▶ _DIRECTION_
Copy nothing but the text: reproduce each line of the listing exactly and leave the pictures out.

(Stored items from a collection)
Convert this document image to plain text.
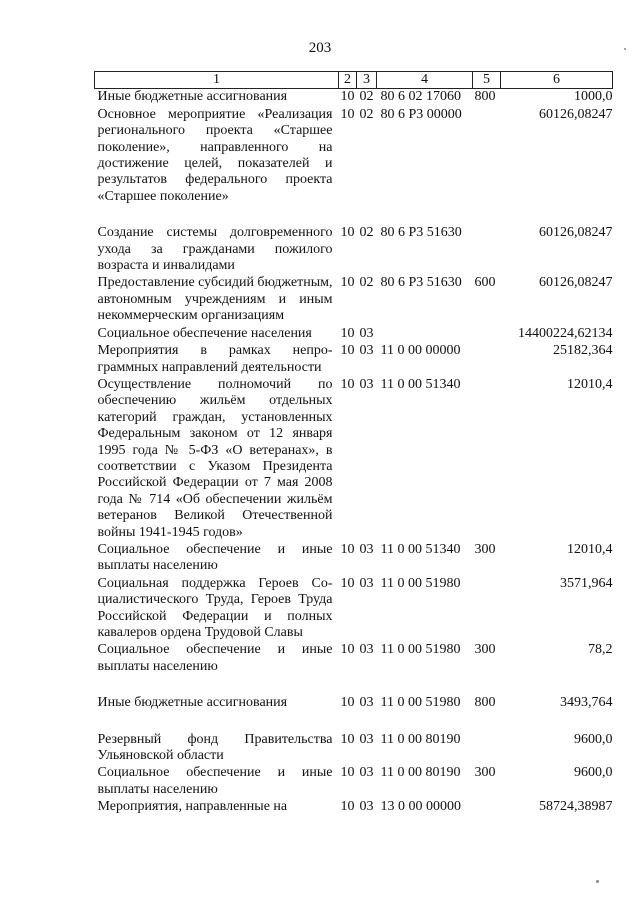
203
1	2	3	4	5	6
Иные бюджетные ассигнования	10	02	80 6 02 17060	800	1000,0
Основное мероприятие «Реализация регионального проекта «Старшее поколение», направленного на достижение целей, показателей и результатов федерального проекта «Старшее поколение»	10	02	80 6 Р3 00000		60126,08247
Создание системы долговременного ухода за гражданами пожилого возраста и инвалидами	10	02	80 6 Р3 51630		60126,08247
Предоставление субсидий бюджетным, автономным учреждениям и иным некоммерческим организациям	10	02	80 6 Р3 51630	600	60126,08247
Социальное обеспечение населения	10	03			14400224,62134
Мероприятия в рамках непрограммных направлений деятельности	10	03	11 0 00 00000		25182,364
Осуществление полномочий по обеспечению жильём отдельных категорий граждан, установленных Федеральным законом от 12 января 1995 года № 5-ФЗ «О ветеранах», в соответствии с Указом Президента Российской Федерации от 7 мая 2008 года № 714 «Об обеспечении жильём ветеранов Великой Отечественной войны 1941-1945 годов»	10	03	11 0 00 51340		12010,4
Социальное обеспечение и иные выплаты населению	10	03	11 0 00 51340	300	12010,4
Социальная поддержка Героев Социалистического Труда, Героев Труда Российской Федерации и полных кавалеров ордена Трудовой Славы	10	03	11 0 00 51980		3571,964
Социальное обеспечение и иные выплаты населению	10	03	11 0 00 51980	300	78,2
Иные бюджетные ассигнования	10	03	11 0 00 51980	800	3493,764
Резервный фонд Правительства Ульяновской области	10	03	11 0 00 80190		9600,0
Социальное обеспечение и иные выплаты населению	10	03	11 0 00 80190	300	9600,0
Мероприятия, направленные на	10	03	13 0 00 00000		58724,38987
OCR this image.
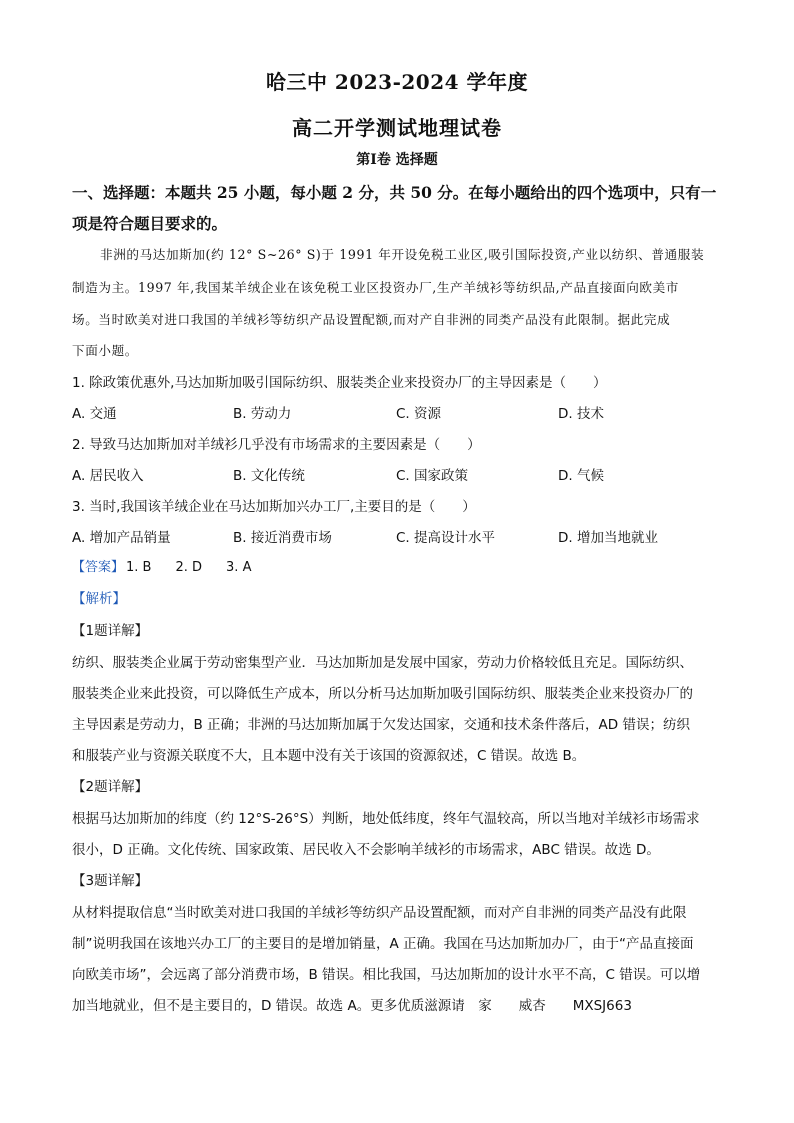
哈三中 2023-2024 学年度
高二开学测试地理试卷
第Ⅰ卷 选择题
一、选择题：本题共 25 小题，每小题 2 分，共 50 分。在每小题给出的四个选项中，只有一
项是符合题目要求的。
非洲的马达加斯加(约 12° S~26° S)于 1991 年开设免税工业区,吸引国际投资,产业以纺织、普通服装
制造为主。1997 年,我国某羊绒企业在该免税工业区投资办厂,生产羊绒衫等纺织品,产品直接面向欧美市
场。当时欧美对进口我国的羊绒衫等纺织产品设置配额,而对产自非洲的同类产品没有此限制。据此完成
下面小题。
1. 除政策优惠外,马达加斯加吸引国际纺织、服装类企业来投资办厂的主导因素是（　　）
A. 交通	B. 劳动力	C. 资源	D. 技术
2. 导致马达加斯加对羊绒衫几乎没有市场需求的主要因素是（　　）
A. 居民收入	B. 文化传统	C. 国家政策	D. 气候
3. 当时,我国该羊绒企业在马达加斯加兴办工厂,主要目的是（　　）
A. 增加产品销量	B. 接近消费市场	C. 提高设计水平	D. 增加当地就业
【答案】 1. B 2. D 3. A
【解析】
【1题详解】
纺织、服装类企业属于劳动密集型产业．马达加斯加是发展中国家，劳动力价格较低且充足。国际纺织、
服装类企业来此投资，可以降低生产成本，所以分析马达加斯加吸引国际纺织、服装类企业来投资办厂的
主导因素是劳动力，B 正确；非洲的马达加斯加属于欠发达国家，交通和技术条件落后，AD 错误；纺织
和服装产业与资源关联度不大，且本题中没有关于该国的资源叙述，C 错误。故选 B。
【2题详解】
根据马达加斯加的纬度（约 12°S-26°S）判断，地处低纬度，终年气温较高，所以当地对羊绒衫市场需求
很小，D 正确。文化传统、国家政策、居民收入不会影响羊绒衫的市场需求，ABC 错误。故选 D。
【3题详解】
从材料提取信息“当时欧美对进口我国的羊绒衫等纺织产品设置配额，而对产自非洲的同类产品没有此限
制”说明我国在该地兴办工厂的主要目的是增加销量，A 正确。我国在马达加斯加办厂，由于“产品直接面
向欧美市场”，会远离了部分消费市场，B 错误。相比我国，马达加斯加的设计水平不高，C 错误。可以增
加当地就业，但不是主要目的，D 错误。故选 A。更多优质滋源请　家　　威杏　　MXSJ663
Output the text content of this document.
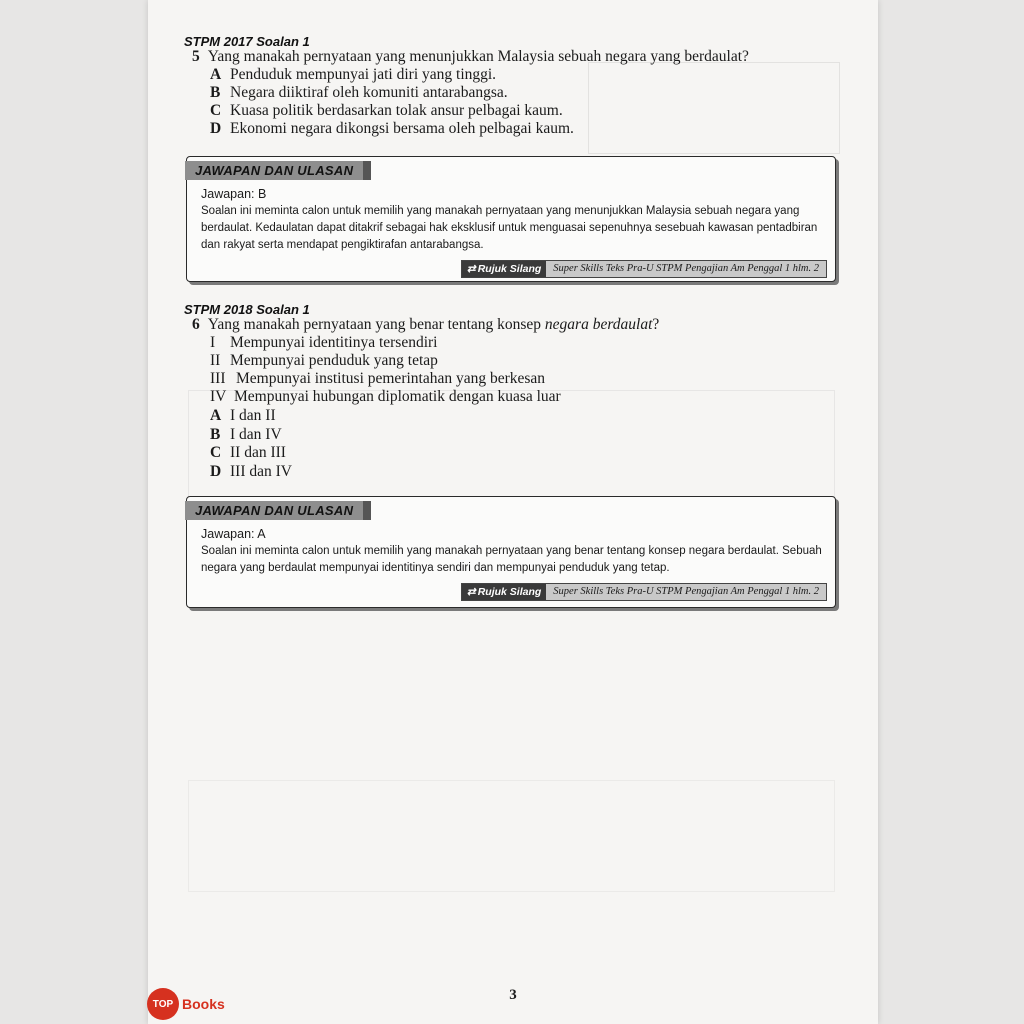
STPM 2017 Soalan 1
5 Yang manakah pernyataan yang menunjukkan Malaysia sebuah negara yang berdaulat?
A Penduduk mempunyai jati diri yang tinggi.
B Negara diiktiraf oleh komuniti antarabangsa.
C Kuasa politik berdasarkan tolak ansur pelbagai kaum.
D Ekonomi negara dikongsi bersama oleh pelbagai kaum.
JAWAPAN DAN ULASAN
Jawapan: B
Soalan ini meminta calon untuk memilih yang manakah pernyataan yang menunjukkan Malaysia sebuah negara yang
berdaulat. Kedaulatan dapat ditakrif sebagai hak eksklusif untuk menguasai sepenuhnya sesebuah kawasan pentadbiran
dan rakyat serta mendapat pengiktirafan antarabangsa.
⇄ Rujuk Silang	Super Skills Teks Pra-U STPM Pengajian Am Penggal 1 hlm. 2
STPM 2018 Soalan 1
6 Yang manakah pernyataan yang benar tentang konsep negara berdaulat?
I Mempunyai identitinya tersendiri
II Mempunyai penduduk yang tetap
III Mempunyai institusi pemerintahan yang berkesan
IV Mempunyai hubungan diplomatik dengan kuasa luar
A I dan II
B I dan IV
C II dan III
D III dan IV
JAWAPAN DAN ULASAN
Jawapan: A
Soalan ini meminta calon untuk memilih yang manakah pernyataan yang benar tentang konsep negara berdaulat. Sebuah
negara yang berdaulat mempunyai identitinya sendiri dan mempunyai penduduk yang tetap.
⇄ Rujuk Silang	Super Skills Teks Pra-U STPM Pengajian Am Penggal 1 hlm. 2
3
TOP Books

▶ _SOLUTION_
Convert this document image to plain text.
203
1	2	3	4	5	6
Иные бюджетные ассигнования	10	02	80 6 02 17060	800	1000,0
Основное мероприятие «Реализация регионального проекта «Старшее поколение», направленного на достижение целей, показателей и результатов федерального проекта «Старшее поколение»	10	02	80 6 Р3 00000		60126,08247
Создание системы долговременного ухода за гражданами пожилого возраста и инвалидами	10	02	80 6 Р3 51630		60126,08247
Предоставление субсидий бюджетным, автономным учреждениям и иным некоммерческим организациям	10	02	80 6 Р3 51630	600	60126,08247
Социальное обеспечение населения	10	03			14400224,62134
Мероприятия в рамках непрограммных направлений деятельности	10	03	11 0 00 00000		25182,364
Осуществление полномочий по обеспечению жильём отдельных категорий граждан, установленных Федеральным законом от 12 января 1995 года № 5-ФЗ «О ветеранах», в соответствии с Указом Президента Российской Федерации от 7 мая 2008 года № 714 «Об обеспечении жильём ветеранов Великой Отечественной войны 1941-1945 годов»	10	03	11 0 00 51340		12010,4
Социальное обеспечение и иные выплаты населению	10	03	11 0 00 51340	300	12010,4
Социальная поддержка Героев Социалистического Труда, Героев Труда Российской Федерации и полных кавалеров ордена Трудовой Славы	10	03	11 0 00 51980		3571,964
Социальное обеспечение и иные выплаты населению	10	03	11 0 00 51980	300	78,2
Иные бюджетные ассигнования	10	03	11 0 00 51980	800	3493,764
Резервный фонд Правительства Ульяновской области	10	03	11 0 00 80190		9600,0
Социальное обеспечение и иные выплаты населению	10	03	11 0 00 80190	300	9600,0
Мероприятия, направленные на	10	03	13 0 00 00000		58724,38987
OCR this image.
哈三中 2023-2024 学年度
高二开学测试地理试卷
第Ⅰ卷 选择题
一、选择题：本题共 25 小题，每小题 2 分，共 50 分。在每小题给出的四个选项中，只有一
项是符合题目要求的。
非洲的马达加斯加(约 12° S~26° S)于 1991 年开设免税工业区,吸引国际投资,产业以纺织、普通服装
制造为主。1997 年,我国某羊绒企业在该免税工业区投资办厂,生产羊绒衫等纺织品,产品直接面向欧美市
场。当时欧美对进口我国的羊绒衫等纺织产品设置配额,而对产自非洲的同类产品没有此限制。据此完成
下面小题。
1. 除政策优惠外,马达加斯加吸引国际纺织、服装类企业来投资办厂的主导因素是（　　）
A. 交通	B. 劳动力	C. 资源	D. 技术
2. 导致马达加斯加对羊绒衫几乎没有市场需求的主要因素是（　　）
A. 居民收入	B. 文化传统	C. 国家政策	D. 气候
3. 当时,我国该羊绒企业在马达加斯加兴办工厂,主要目的是（　　）
A. 增加产品销量	B. 接近消费市场	C. 提高设计水平	D. 增加当地就业
【答案】 1. B 2. D 3. A
【解析】
【1题详解】
纺织、服装类企业属于劳动密集型产业．马达加斯加是发展中国家，劳动力价格较低且充足。国际纺织、
服装类企业来此投资，可以降低生产成本，所以分析马达加斯加吸引国际纺织、服装类企业来投资办厂的
主导因素是劳动力，B 正确；非洲的马达加斯加属于欠发达国家，交通和技术条件落后，AD 错误；纺织
和服装产业与资源关联度不大，且本题中没有关于该国的资源叙述，C 错误。故选 B。
【2题详解】
根据马达加斯加的纬度（约 12°S-26°S）判断，地处低纬度，终年气温较高，所以当地对羊绒衫市场需求
很小，D 正确。文化传统、国家政策、居民收入不会影响羊绒衫的市场需求，ABC 错误。故选 D。
【3题详解】
从材料提取信息“当时欧美对进口我国的羊绒衫等纺织产品设置配额，而对产自非洲的同类产品没有此限
制”说明我国在该地兴办工厂的主要目的是增加销量，A 正确。我国在马达加斯加办厂，由于“产品直接面
向欧美市场”，会远离了部分消费市场，B 错误。相比我国，马达加斯加的设计水平不高，C 错误。可以增
加当地就业，但不是主要目的，D 错误。故选 A。更多优质滋源请　家　　威杏　　MXSJ663
Output the text content of this document.
STPM 2017 Soalan 1
5 Yang manakah pernyataan yang menunjukkan Malaysia sebuah negara yang berdaulat?
A Penduduk mempunyai jati diri yang tinggi.
B Negara diiktiraf oleh komuniti antarabangsa.
C Kuasa politik berdasarkan tolak ansur pelbagai kaum.
D Ekonomi negara dikongsi bersama oleh pelbagai kaum.
JAWAPAN DAN ULASAN
Jawapan: B
Soalan ini meminta calon untuk memilih yang manakah pernyataan yang menunjukkan Malaysia sebuah negara yang
berdaulat. Kedaulatan dapat ditakrif sebagai hak eksklusif untuk menguasai sepenuhnya sesebuah kawasan pentadbiran
dan rakyat serta mendapat pengiktirafan antarabangsa.
⇄ Rujuk Silang	Super Skills Teks Pra-U STPM Pengajian Am Penggal 1 hlm. 2
STPM 2018 Soalan 1
6 Yang manakah pernyataan yang benar tentang konsep negara berdaulat?
I Mempunyai identitinya tersendiri
II Mempunyai penduduk yang tetap
III Mempunyai institusi pemerintahan yang berkesan
IV Mempunyai hubungan diplomatik dengan kuasa luar
A I dan II
B I dan IV
C II dan III
D III dan IV
JAWAPAN DAN ULASAN
Jawapan: A
Soalan ini meminta calon untuk memilih yang manakah pernyataan yang benar tentang konsep negara berdaulat. Sebuah
negara yang berdaulat mempunyai identitinya sendiri dan mempunyai penduduk yang tetap.
⇄ Rujuk Silang	Super Skills Teks Pra-U STPM Pengajian Am Penggal 1 hlm. 2
3
TOP Books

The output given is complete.